_Task to carry out_
Pictures in the data below are not part of the copy; transcribe everything else exactly.

_Material provided_
** BEGIN **

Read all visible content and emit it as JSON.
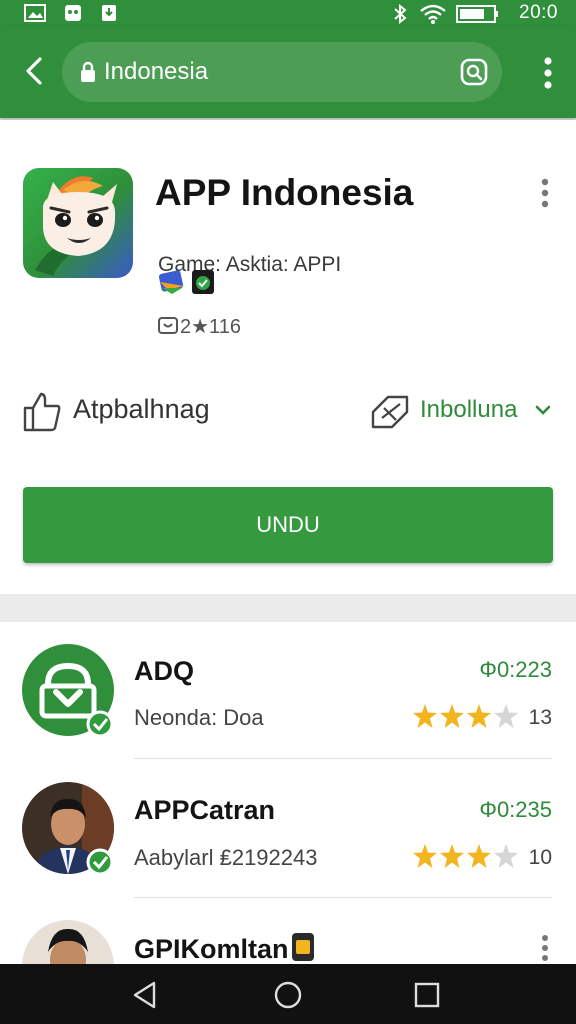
{
  "status_bar": {
    "time": "20:0"
  },
  "url_bar": {
    "url_text": "Indonesia"
  },
  "app": {
    "title": "APP Indonesia",
    "developer_line": "Game: Asktia: APPI",
    "rating_text": "2★116",
    "wishlist_label": "Atpbalhnag",
    "language_label": "Inbolluna",
    "install_label": "UNDU"
  },
  "list": [
    {
      "title": "ADQ",
      "subtitle": "Neonda: Doa",
      "price": "Φ0:223",
      "rating": 3,
      "count": "13"
    },
    {
      "title": "APPCatran",
      "subtitle": "Aabylarl ₤2192243",
      "price": "Φ0:235",
      "rating": 3,
      "count": "10"
    },
    {
      "title": "GPIKomltan",
      "subtitle": "",
      "price": "",
      "rating": 0,
      "count": ""
    }
  ],
  "colors": {
    "primary_green": "#2f8f3a",
    "button_green": "#35993f",
    "star_gold": "#f2b51f"
  },
  "icons": [
    "back-arrow-icon",
    "lock-icon",
    "search-icon",
    "more-vert-icon",
    "thumbs-up-icon",
    "language-icon",
    "chevron-down-icon",
    "verified-badge-icon",
    "star-icon",
    "nav-back-icon",
    "nav-home-icon",
    "nav-recents-icon"
  ]
}
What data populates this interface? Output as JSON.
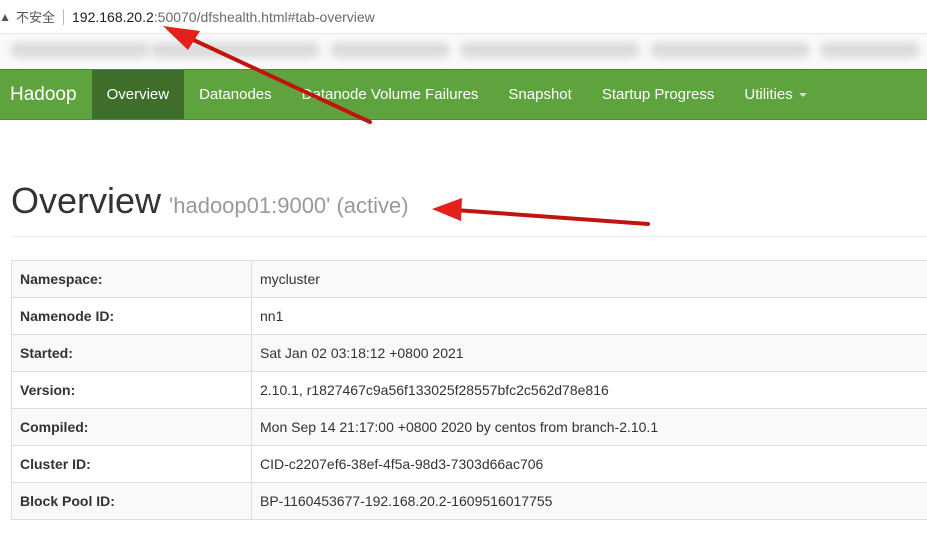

** END **

_Answer to the problem_
Read all visible content and emit it as JSON.
{
  "status_bar": {
    "time": "20:0"
  },
  "url_bar": {
    "url_text": "Indonesia"
  },
  "app": {
    "title": "APP Indonesia",
    "developer_line": "Game: Asktia: APPI",
    "rating_text": "2★116",
    "wishlist_label": "Atpbalhnag",
    "language_label": "Inbolluna",
    "install_label": "UNDU"
  },
  "list": [
    {
      "title": "ADQ",
      "subtitle": "Neonda: Doa",
      "price": "Φ0:223",
      "rating": 3,
      "count": "13"
    },
    {
      "title": "APPCatran",
      "subtitle": "Aabylarl ₤2192243",
      "price": "Φ0:235",
      "rating": 3,
      "count": "10"
    },
    {
      "title": "GPIKomltan",
      "subtitle": "",
      "price": "",
      "rating": 0,
      "count": ""
    }
  ],
  "colors": {
    "primary_green": "#2f8f3a",
    "button_green": "#35993f",
    "star_gold": "#f2b51f"
  },
  "icons": [
    "back-arrow-icon",
    "lock-icon",
    "search-icon",
    "more-vert-icon",
    "thumbs-up-icon",
    "language-icon",
    "chevron-down-icon",
    "verified-badge-icon",
    "star-icon",
    "nav-back-icon",
    "nav-home-icon",
    "nav-recents-icon"
  ]
}
What data populates this interface? Output as JSON.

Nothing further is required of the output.